═══ Extracted material ═══

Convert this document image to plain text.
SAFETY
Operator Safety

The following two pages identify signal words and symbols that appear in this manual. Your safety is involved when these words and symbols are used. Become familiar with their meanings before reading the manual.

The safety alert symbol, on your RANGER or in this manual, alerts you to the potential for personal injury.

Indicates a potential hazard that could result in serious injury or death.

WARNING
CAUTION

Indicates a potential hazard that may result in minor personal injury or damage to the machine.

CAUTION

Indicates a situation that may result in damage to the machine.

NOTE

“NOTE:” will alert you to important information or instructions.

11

═══

Scan the material above for the string "injury" and report each line where you find it.

# Solution to the exercise
The safety alert symbol, on your RANGER or in this manual, alerts you to the potential for personal injury.
Indicates a potential hazard that could result in serious injury or death.
Indicates a potential hazard that may result in minor personal injury or damage to the machine.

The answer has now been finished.